> _DO THIS_:
The entries are to be returned exactly, with images left out.

═══ STORED RECORDS ═══

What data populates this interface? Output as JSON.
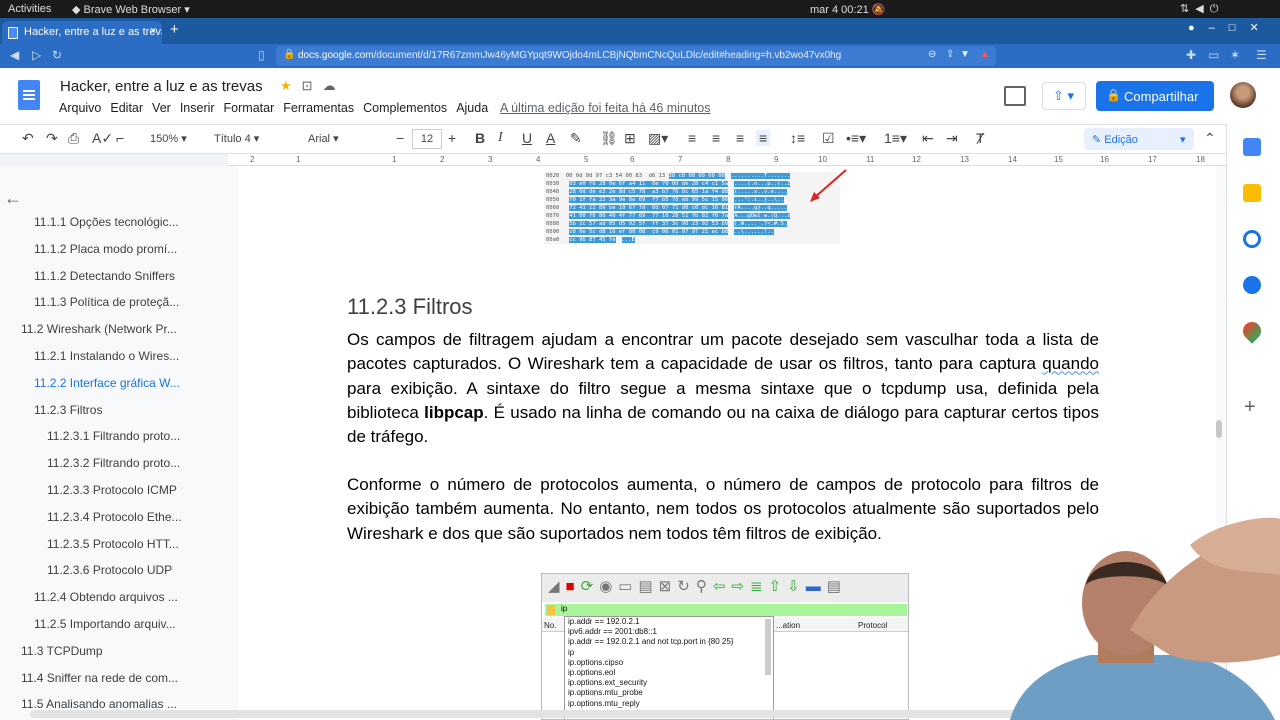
{
  "system_bar": {
    "activities": "Activities",
    "app_name": "Brave Web Browser",
    "clock": "mar 4  00:21"
  },
  "browser": {
    "tab_title": "Hacker, entre a luz e as trevas",
    "tab_close": "×",
    "new_tab": "+",
    "url_host": "docs.google.com",
    "url_path": "/document/d/17R67zmmJw46yMGYpqt9WOjdo4mLCBjNQbmCNcQuLDlc/edit#heading=h.vb2wo47vx0hg"
  },
  "docs_header": {
    "title": "Hacker, entre a luz e as trevas",
    "menu": [
      "Arquivo",
      "Editar",
      "Ver",
      "Inserir",
      "Formatar",
      "Ferramentas",
      "Complementos",
      "Ajuda"
    ],
    "last_edit": "A última edição foi feita há 46 minutos",
    "share_label": "Compartilhar"
  },
  "toolbar": {
    "zoom": "150%",
    "style": "Título 4",
    "font": "Arial",
    "font_size": "12",
    "mode": "Edição"
  },
  "ruler": {
    "ticks": [
      "2",
      "1",
      "1",
      "2",
      "3",
      "4",
      "5",
      "6",
      "7",
      "8",
      "9",
      "10",
      "11",
      "12",
      "13",
      "14",
      "15",
      "16",
      "17",
      "18"
    ]
  },
  "outline": {
    "items": [
      {
        "label": "11.1.1 Opções tecnológic...",
        "active": false
      },
      {
        "label": "11.1.2 Placa modo promí...",
        "active": false
      },
      {
        "label": "11.1.2 Detectando Sniffers",
        "active": false
      },
      {
        "label": "11.1.3 Política de proteçã...",
        "active": false
      },
      {
        "label": "11.2 Wireshark (Network Pr...",
        "active": false
      },
      {
        "label": "11.2.1 Instalando o Wires...",
        "active": false
      },
      {
        "label": "11.2.2 Interface gráfica W...",
        "active": true
      },
      {
        "label": "11.2.3 Filtros",
        "active": false
      },
      {
        "label": "11.2.3.1 Filtrando proto...",
        "active": false
      },
      {
        "label": "11.2.3.2 Filtrando proto...",
        "active": false
      },
      {
        "label": "11.2.3.3 Protocolo ICMP",
        "active": false
      },
      {
        "label": "11.2.3.4 Protocolo Ethe...",
        "active": false
      },
      {
        "label": "11.2.3.5 Protocolo HTT...",
        "active": false
      },
      {
        "label": "11.2.3.6 Protocolo UDP",
        "active": false
      },
      {
        "label": "11.2.4 Obtendo arquivos ...",
        "active": false
      },
      {
        "label": "11.2.5 Importando arquiv...",
        "active": false
      },
      {
        "label": "11.3 TCPDump",
        "active": false
      },
      {
        "label": "11.4 Sniffer na rede de com...",
        "active": false
      },
      {
        "label": "11.5 Analisando anomalias ...",
        "active": false
      }
    ]
  },
  "document": {
    "heading": "11.2.3 Filtros",
    "p1_a": "Os campos de filtragem ajudam a encontrar um pacote desejado sem vasculhar toda a lista de pacotes capturados. O Wireshark tem a capacidade de usar os filtros, tanto para captura ",
    "p1_squiggle": "quando",
    "p1_b": " para exibição. A sintaxe do filtro segue a mesma sintaxe que o tcpdump usa, definida pela biblioteca ",
    "p1_bold": "libpcap",
    "p1_c": ". É usado na linha de comando ou na caixa de diálogo para capturar certos tipos de tráfego.",
    "p2": "Conforme o número de protocolos aumenta, o número de campos de protocolo para filtros de exibição também aumenta. No entanto, nem todos os protocolos atualmente são suportados pelo Wireshark e dos que são suportados nem todos têm filtros de exibição."
  },
  "hexdump": {
    "rows": [
      {
        "off": "0020",
        "hex": "00 0d 0d 97 c3 54 00 83  d6 13",
        "sel": "38 c0 08 00 00 00"
      },
      {
        "off": "0030",
        "hex": "",
        "sel": "03 e0 f6 28 0e 6f a4 11  0e 70 0d de 28 c4 c1 5a"
      },
      {
        "off": "0040",
        "hex": "",
        "sel": "28 0d de e3 2e 8d c5 78  a3 b7 76 8c 65 1a f4 d8"
      },
      {
        "off": "0050",
        "hex": "",
        "sel": "f0 1f fa 22 3a 9e 8e 69  f7 b5 7d eb 99 5c 15 86"
      },
      {
        "off": "0060",
        "hex": "",
        "sel": "72 41 12 89 be 10 67 7d  0d 07 71 d0 c0 dc 16 81"
      },
      {
        "off": "0070",
        "hex": "",
        "sel": "41 00 f6 80 40 4f 77 69  77 16 28 51 fb 02 f6 7a"
      },
      {
        "off": "0080",
        "hex": "",
        "sel": "5b 1c 57 ad 05 d5 92 5f  ff 37 3c 90 23 92 53 b9"
      },
      {
        "off": "0090",
        "hex": "",
        "sel": "c0 0e 5c d8 16 ef 80 08  c9 06 01 07 97 21 ec b8"
      },
      {
        "off": "00a0",
        "hex": "",
        "sel": "cc 96 87 45 fe"
      }
    ],
    "ascii": [
      "..........T.......",
      "....(.o...p..(..Z",
      "(.....x..v.e....",
      "...\":.i..}..\\..",
      "rA....g}..q.....",
      "A...@Owi w.(Q...z",
      "[.W...._.7<.#.S.",
      "..\\......!..",
      "...E"
    ]
  },
  "wireshark_shot": {
    "filter_text": "ip",
    "col_no": "No.",
    "col_dest": "...ation",
    "col_proto": "Protocol",
    "suggestions": [
      "ip.addr == 192.0.2.1",
      "ipv6.addr == 2001:db8::1",
      "ip.addr == 192.0.2.1 and not tcp.port in {80 25}",
      "ip",
      "ip.options.cipso",
      "ip.options.eol",
      "ip.options.ext_security",
      "ip.options.mtu_probe",
      "ip.options.mtu_reply"
    ]
  },
  "colors": {
    "accent": "#1a73e8",
    "tab_blue": "#2b6cc4",
    "filter_green": "#a8f59a",
    "selection_blue": "#3d9bdc"
  }
}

═══

> _RESULT OF THIS TASK_:
What data populates this interface? Output as JSON.
{
  "system_bar": {
    "activities": "Activities",
    "app_name": "Brave Web Browser",
    "clock": "mar 4  00:21"
  },
  "browser": {
    "tab_title": "Hacker, entre a luz e as trevas",
    "tab_close": "×",
    "new_tab": "+",
    "url_host": "docs.google.com",
    "url_path": "/document/d/17R67zmmJw46yMGYpqt9WOjdo4mLCBjNQbmCNcQuLDlc/edit#heading=h.vb2wo47vx0hg"
  },
  "docs_header": {
    "title": "Hacker, entre a luz e as trevas",
    "menu": [
      "Arquivo",
      "Editar",
      "Ver",
      "Inserir",
      "Formatar",
      "Ferramentas",
      "Complementos",
      "Ajuda"
    ],
    "last_edit": "A última edição foi feita há 46 minutos",
    "share_label": "Compartilhar"
  },
  "toolbar": {
    "zoom": "150%",
    "style": "Título 4",
    "font": "Arial",
    "font_size": "12",
    "mode": "Edição"
  },
  "ruler": {
    "ticks": [
      "2",
      "1",
      "1",
      "2",
      "3",
      "4",
      "5",
      "6",
      "7",
      "8",
      "9",
      "10",
      "11",
      "12",
      "13",
      "14",
      "15",
      "16",
      "17",
      "18"
    ]
  },
  "outline": {
    "items": [
      {
        "label": "11.1.1 Opções tecnológic...",
        "active": false
      },
      {
        "label": "11.1.2 Placa modo promí...",
        "active": false
      },
      {
        "label": "11.1.2 Detectando Sniffers",
        "active": false
      },
      {
        "label": "11.1.3 Política de proteçã...",
        "active": false
      },
      {
        "label": "11.2 Wireshark (Network Pr...",
        "active": false
      },
      {
        "label": "11.2.1 Instalando o Wires...",
        "active": false
      },
      {
        "label": "11.2.2 Interface gráfica W...",
        "active": true
      },
      {
        "label": "11.2.3 Filtros",
        "active": false
      },
      {
        "label": "11.2.3.1 Filtrando proto...",
        "active": false
      },
      {
        "label": "11.2.3.2 Filtrando proto...",
        "active": false
      },
      {
        "label": "11.2.3.3 Protocolo ICMP",
        "active": false
      },
      {
        "label": "11.2.3.4 Protocolo Ethe...",
        "active": false
      },
      {
        "label": "11.2.3.5 Protocolo HTT...",
        "active": false
      },
      {
        "label": "11.2.3.6 Protocolo UDP",
        "active": false
      },
      {
        "label": "11.2.4 Obtendo arquivos ...",
        "active": false
      },
      {
        "label": "11.2.5 Importando arquiv...",
        "active": false
      },
      {
        "label": "11.3 TCPDump",
        "active": false
      },
      {
        "label": "11.4 Sniffer na rede de com...",
        "active": false
      },
      {
        "label": "11.5 Analisando anomalias ...",
        "active": false
      }
    ]
  },
  "document": {
    "heading": "11.2.3 Filtros",
    "p1_a": "Os campos de filtragem ajudam a encontrar um pacote desejado sem vasculhar toda a lista de pacotes capturados. O Wireshark tem a capacidade de usar os filtros, tanto para captura ",
    "p1_squiggle": "quando",
    "p1_b": " para exibição. A sintaxe do filtro segue a mesma sintaxe que o tcpdump usa, definida pela biblioteca ",
    "p1_bold": "libpcap",
    "p1_c": ". É usado na linha de comando ou na caixa de diálogo para capturar certos tipos de tráfego.",
    "p2": "Conforme o número de protocolos aumenta, o número de campos de protocolo para filtros de exibição também aumenta. No entanto, nem todos os protocolos atualmente são suportados pelo Wireshark e dos que são suportados nem todos têm filtros de exibição."
  },
  "hexdump": {
    "rows": [
      {
        "off": "0020",
        "hex": "00 0d 0d 97 c3 54 00 83  d6 13",
        "sel": "38 c0 08 00 00 00"
      },
      {
        "off": "0030",
        "hex": "",
        "sel": "03 e0 f6 28 0e 6f a4 11  0e 70 0d de 28 c4 c1 5a"
      },
      {
        "off": "0040",
        "hex": "",
        "sel": "28 0d de e3 2e 8d c5 78  a3 b7 76 8c 65 1a f4 d8"
      },
      {
        "off": "0050",
        "hex": "",
        "sel": "f0 1f fa 22 3a 9e 8e 69  f7 b5 7d eb 99 5c 15 86"
      },
      {
        "off": "0060",
        "hex": "",
        "sel": "72 41 12 89 be 10 67 7d  0d 07 71 d0 c0 dc 16 81"
      },
      {
        "off": "0070",
        "hex": "",
        "sel": "41 00 f6 80 40 4f 77 69  77 16 28 51 fb 02 f6 7a"
      },
      {
        "off": "0080",
        "hex": "",
        "sel": "5b 1c 57 ad 05 d5 92 5f  ff 37 3c 90 23 92 53 b9"
      },
      {
        "off": "0090",
        "hex": "",
        "sel": "c0 0e 5c d8 16 ef 80 08  c9 06 01 07 97 21 ec b8"
      },
      {
        "off": "00a0",
        "hex": "",
        "sel": "cc 96 87 45 fe"
      }
    ],
    "ascii": [
      "..........T.......",
      "....(.o...p..(..Z",
      "(.....x..v.e....",
      "...\":.i..}..\\..",
      "rA....g}..q.....",
      "A...@Owi w.(Q...z",
      "[.W...._.7<.#.S.",
      "..\\......!..",
      "...E"
    ]
  },
  "wireshark_shot": {
    "filter_text": "ip",
    "col_no": "No.",
    "col_dest": "...ation",
    "col_proto": "Protocol",
    "suggestions": [
      "ip.addr == 192.0.2.1",
      "ipv6.addr == 2001:db8::1",
      "ip.addr == 192.0.2.1 and not tcp.port in {80 25}",
      "ip",
      "ip.options.cipso",
      "ip.options.eol",
      "ip.options.ext_security",
      "ip.options.mtu_probe",
      "ip.options.mtu_reply"
    ]
  },
  "colors": {
    "accent": "#1a73e8",
    "tab_blue": "#2b6cc4",
    "filter_green": "#a8f59a",
    "selection_blue": "#3d9bdc"
  }
}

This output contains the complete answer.